• **Entries supplied**
— begin —
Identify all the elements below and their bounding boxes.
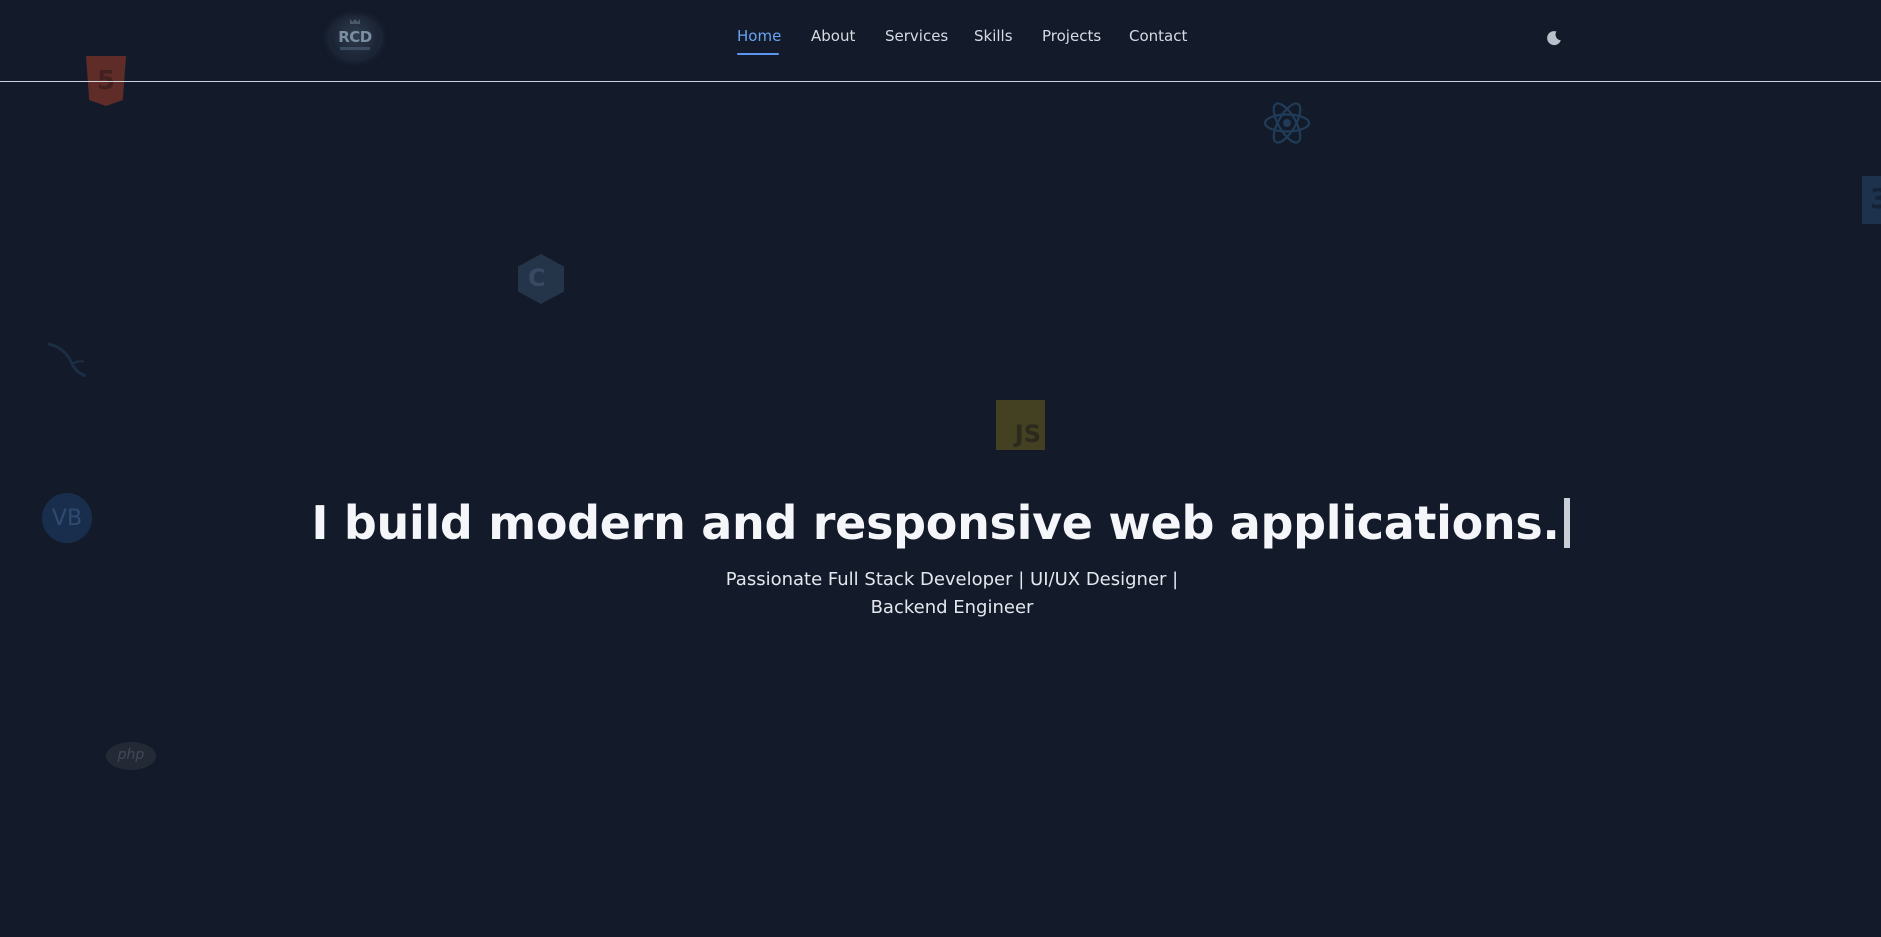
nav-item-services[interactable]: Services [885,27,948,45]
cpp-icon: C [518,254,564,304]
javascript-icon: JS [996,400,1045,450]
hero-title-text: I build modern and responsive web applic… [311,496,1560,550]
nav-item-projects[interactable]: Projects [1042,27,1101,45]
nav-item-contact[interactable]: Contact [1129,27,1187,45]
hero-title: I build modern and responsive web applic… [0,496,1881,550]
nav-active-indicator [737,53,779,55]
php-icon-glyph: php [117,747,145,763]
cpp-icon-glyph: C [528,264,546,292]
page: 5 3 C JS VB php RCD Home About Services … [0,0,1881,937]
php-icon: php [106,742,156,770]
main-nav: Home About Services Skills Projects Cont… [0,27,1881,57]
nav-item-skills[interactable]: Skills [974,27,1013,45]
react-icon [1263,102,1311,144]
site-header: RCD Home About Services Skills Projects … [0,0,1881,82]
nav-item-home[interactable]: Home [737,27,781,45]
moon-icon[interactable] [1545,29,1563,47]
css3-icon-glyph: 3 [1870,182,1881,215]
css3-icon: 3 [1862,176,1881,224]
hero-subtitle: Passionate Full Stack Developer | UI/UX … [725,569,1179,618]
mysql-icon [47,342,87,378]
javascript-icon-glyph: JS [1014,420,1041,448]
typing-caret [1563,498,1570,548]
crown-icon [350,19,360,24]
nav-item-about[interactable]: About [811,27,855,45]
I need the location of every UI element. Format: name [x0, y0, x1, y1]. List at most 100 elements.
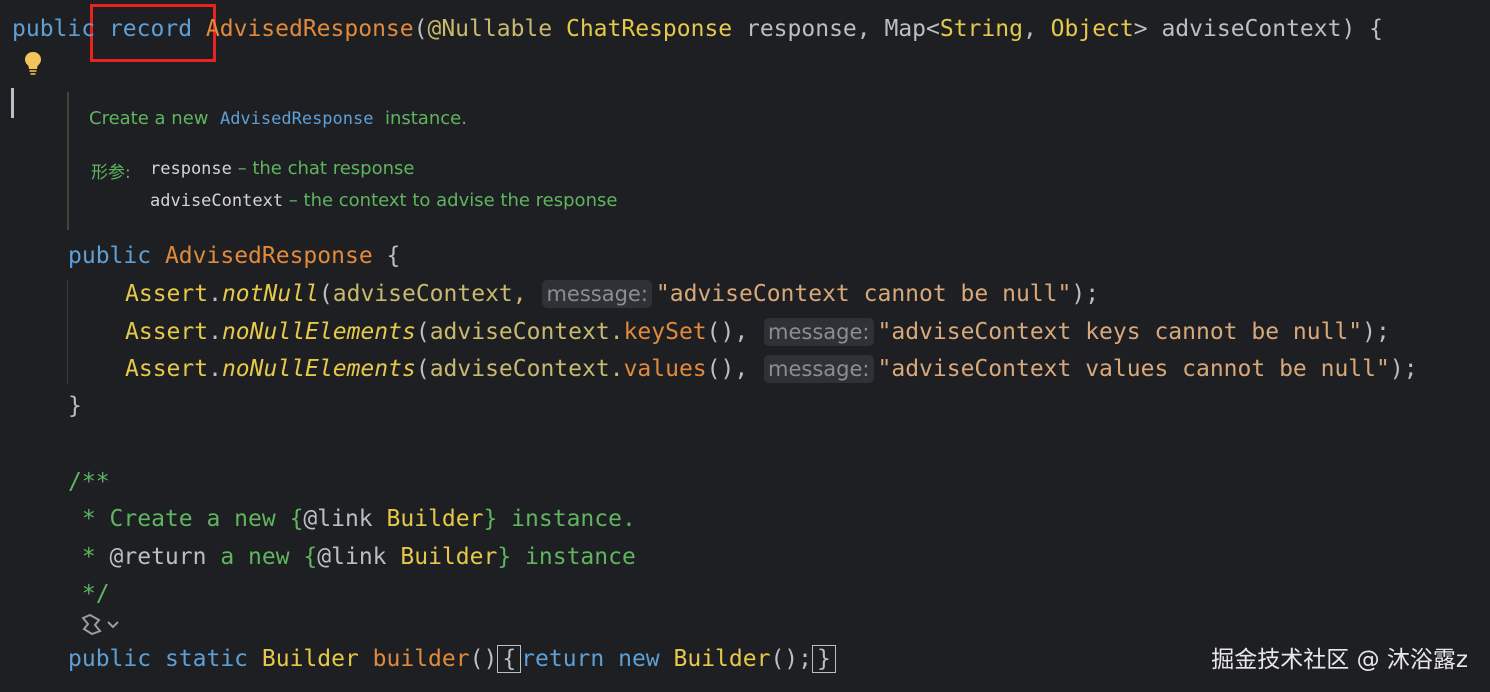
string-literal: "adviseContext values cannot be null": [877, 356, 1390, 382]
— end —
• **Problem details**
Rewrite each of the entries above, replacing "elements" with "items" wherever it occurs and leaving everything else unchanged. Omit the pictures.

• **Result of this task**
Identify all the items below and their bounding boxes.
nav-item-services[interactable]: Services [885,27,948,45]
cpp-icon: C [518,254,564,304]
javascript-icon: JS [996,400,1045,450]
hero-title-text: I build modern and responsive web applic… [311,496,1560,550]
nav-item-projects[interactable]: Projects [1042,27,1101,45]
nav-item-contact[interactable]: Contact [1129,27,1187,45]
hero-title: I build modern and responsive web applic… [0,496,1881,550]
nav-active-indicator [737,53,779,55]
php-icon-glyph: php [117,747,145,763]
cpp-icon-glyph: C [528,264,546,292]
page: 5 3 C JS VB php RCD Home About Services … [0,0,1881,937]
php-icon: php [106,742,156,770]
main-nav: Home About Services Skills Projects Cont… [0,27,1881,57]
nav-item-skills[interactable]: Skills [974,27,1013,45]
react-icon [1263,102,1311,144]
site-header: RCD Home About Services Skills Projects … [0,0,1881,82]
nav-item-home[interactable]: Home [737,27,781,45]
moon-icon[interactable] [1545,29,1563,47]
css3-icon-glyph: 3 [1870,182,1881,215]
css3-icon: 3 [1862,176,1881,224]
hero-subtitle: Passionate Full Stack Developer | UI/UX … [725,569,1179,618]
mysql-icon [47,342,87,378]
javascript-icon-glyph: JS [1014,420,1041,448]
typing-caret [1563,498,1570,548]
crown-icon [350,19,360,24]
nav-item-about[interactable]: About [811,27,855,45]
I need the location of every UI element. Format: name [x0, y0, x1, y1]. List at most 100 items.
string-literal: "adviseContext values cannot be null": [877, 356, 1390, 382]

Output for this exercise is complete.